Figure contents as structured data
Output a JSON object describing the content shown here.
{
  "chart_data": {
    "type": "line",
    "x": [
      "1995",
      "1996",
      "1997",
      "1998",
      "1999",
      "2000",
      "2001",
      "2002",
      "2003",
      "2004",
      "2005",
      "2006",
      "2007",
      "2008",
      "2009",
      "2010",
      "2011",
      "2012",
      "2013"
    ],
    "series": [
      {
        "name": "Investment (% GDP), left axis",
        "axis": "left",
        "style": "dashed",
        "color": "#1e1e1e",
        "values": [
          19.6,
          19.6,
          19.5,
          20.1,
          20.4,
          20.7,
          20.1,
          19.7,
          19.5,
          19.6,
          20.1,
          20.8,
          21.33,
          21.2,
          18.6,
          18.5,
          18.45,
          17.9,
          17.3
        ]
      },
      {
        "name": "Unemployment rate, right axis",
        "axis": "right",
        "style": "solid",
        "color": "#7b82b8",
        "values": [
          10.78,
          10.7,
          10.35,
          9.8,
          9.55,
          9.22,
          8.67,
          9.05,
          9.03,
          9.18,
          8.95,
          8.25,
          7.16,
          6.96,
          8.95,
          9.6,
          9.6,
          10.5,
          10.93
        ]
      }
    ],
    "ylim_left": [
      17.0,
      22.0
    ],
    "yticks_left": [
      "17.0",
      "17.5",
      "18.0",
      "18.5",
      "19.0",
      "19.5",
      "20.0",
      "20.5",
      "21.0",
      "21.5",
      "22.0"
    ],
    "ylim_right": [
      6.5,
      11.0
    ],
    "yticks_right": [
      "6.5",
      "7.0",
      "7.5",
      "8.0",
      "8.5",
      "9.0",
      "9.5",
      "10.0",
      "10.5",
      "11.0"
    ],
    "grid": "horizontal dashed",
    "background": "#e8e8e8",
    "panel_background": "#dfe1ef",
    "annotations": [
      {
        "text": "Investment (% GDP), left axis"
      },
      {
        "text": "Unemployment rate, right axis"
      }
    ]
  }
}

## EXERCISE BRIEF
Produce an exact copy of all the records.

## SOLUTION TO THIS TASK
Output a JSON object describing the content shown here.
{
  "chart_data": {
    "type": "line",
    "x": [
      "1995",
      "1996",
      "1997",
      "1998",
      "1999",
      "2000",
      "2001",
      "2002",
      "2003",
      "2004",
      "2005",
      "2006",
      "2007",
      "2008",
      "2009",
      "2010",
      "2011",
      "2012",
      "2013"
    ],
    "series": [
      {
        "name": "Investment (% GDP), left axis",
        "axis": "left",
        "style": "dashed",
        "color": "#1e1e1e",
        "values": [
          19.6,
          19.6,
          19.5,
          20.1,
          20.4,
          20.7,
          20.1,
          19.7,
          19.5,
          19.6,
          20.1,
          20.8,
          21.33,
          21.2,
          18.6,
          18.5,
          18.45,
          17.9,
          17.3
        ]
      },
      {
        "name": "Unemployment rate, right axis",
        "axis": "right",
        "style": "solid",
        "color": "#7b82b8",
        "values": [
          10.78,
          10.7,
          10.35,
          9.8,
          9.55,
          9.22,
          8.67,
          9.05,
          9.03,
          9.18,
          8.95,
          8.25,
          7.16,
          6.96,
          8.95,
          9.6,
          9.6,
          10.5,
          10.93
        ]
      }
    ],
    "ylim_left": [
      17.0,
      22.0
    ],
    "yticks_left": [
      "17.0",
      "17.5",
      "18.0",
      "18.5",
      "19.0",
      "19.5",
      "20.0",
      "20.5",
      "21.0",
      "21.5",
      "22.0"
    ],
    "ylim_right": [
      6.5,
      11.0
    ],
    "yticks_right": [
      "6.5",
      "7.0",
      "7.5",
      "8.0",
      "8.5",
      "9.0",
      "9.5",
      "10.0",
      "10.5",
      "11.0"
    ],
    "grid": "horizontal dashed",
    "background": "#e8e8e8",
    "panel_background": "#dfe1ef",
    "annotations": [
      {
        "text": "Investment (% GDP), left axis"
      },
      {
        "text": "Unemployment rate, right axis"
      }
    ]
  }
}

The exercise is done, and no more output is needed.